[Part of a data file]
-=-=-

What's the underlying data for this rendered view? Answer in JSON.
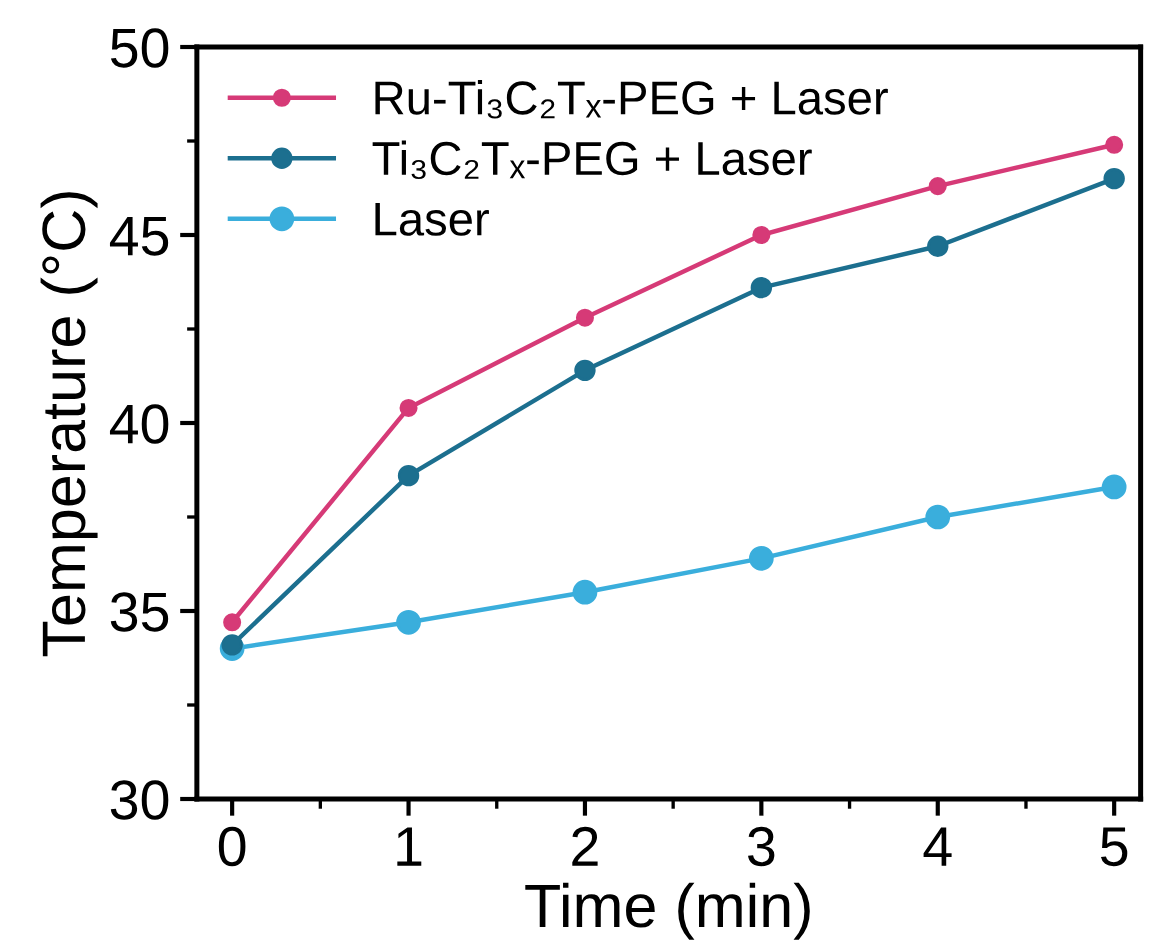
{
  "chart_data": {
    "type": "line",
    "xlabel": "Time (min)",
    "ylabel": "Temperature (°C)",
    "x": [
      0,
      1,
      2,
      3,
      4,
      5
    ],
    "series": [
      {
        "name": "Ru-Ti₃C₂Tₓ-PEG + Laser",
        "color": "#d63a77",
        "values": [
          34.7,
          40.4,
          42.8,
          45.0,
          46.3,
          47.4
        ]
      },
      {
        "name": "Ti₃C₂Tₓ-PEG + Laser",
        "color": "#1c6f8f",
        "values": [
          34.1,
          38.6,
          41.4,
          43.6,
          44.7,
          46.5
        ]
      },
      {
        "name": "Laser",
        "color": "#3aaedc",
        "values": [
          34.0,
          34.7,
          35.5,
          36.4,
          37.5,
          38.3
        ]
      }
    ],
    "xlim": [
      -0.2,
      5.15
    ],
    "ylim": [
      30,
      50
    ],
    "xticks": [
      0,
      1,
      2,
      3,
      4,
      5
    ],
    "yticks": [
      30,
      35,
      40,
      45,
      50
    ],
    "marker": "circle",
    "line_style": "solid",
    "legend": "top left",
    "grid": false
  }
}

-=-=-

#### WHAT YOU ARE ASKED TO DO
Give back the whole listing as it stands, minus its pictures.

#### TASK RESPONSE
What's the underlying data for this rendered view? Answer in JSON.
{
  "chart_data": {
    "type": "line",
    "xlabel": "Time (min)",
    "ylabel": "Temperature (°C)",
    "x": [
      0,
      1,
      2,
      3,
      4,
      5
    ],
    "series": [
      {
        "name": "Ru-Ti₃C₂Tₓ-PEG + Laser",
        "color": "#d63a77",
        "values": [
          34.7,
          40.4,
          42.8,
          45.0,
          46.3,
          47.4
        ]
      },
      {
        "name": "Ti₃C₂Tₓ-PEG + Laser",
        "color": "#1c6f8f",
        "values": [
          34.1,
          38.6,
          41.4,
          43.6,
          44.7,
          46.5
        ]
      },
      {
        "name": "Laser",
        "color": "#3aaedc",
        "values": [
          34.0,
          34.7,
          35.5,
          36.4,
          37.5,
          38.3
        ]
      }
    ],
    "xlim": [
      -0.2,
      5.15
    ],
    "ylim": [
      30,
      50
    ],
    "xticks": [
      0,
      1,
      2,
      3,
      4,
      5
    ],
    "yticks": [
      30,
      35,
      40,
      45,
      50
    ],
    "marker": "circle",
    "line_style": "solid",
    "legend": "top left",
    "grid": false
  }
}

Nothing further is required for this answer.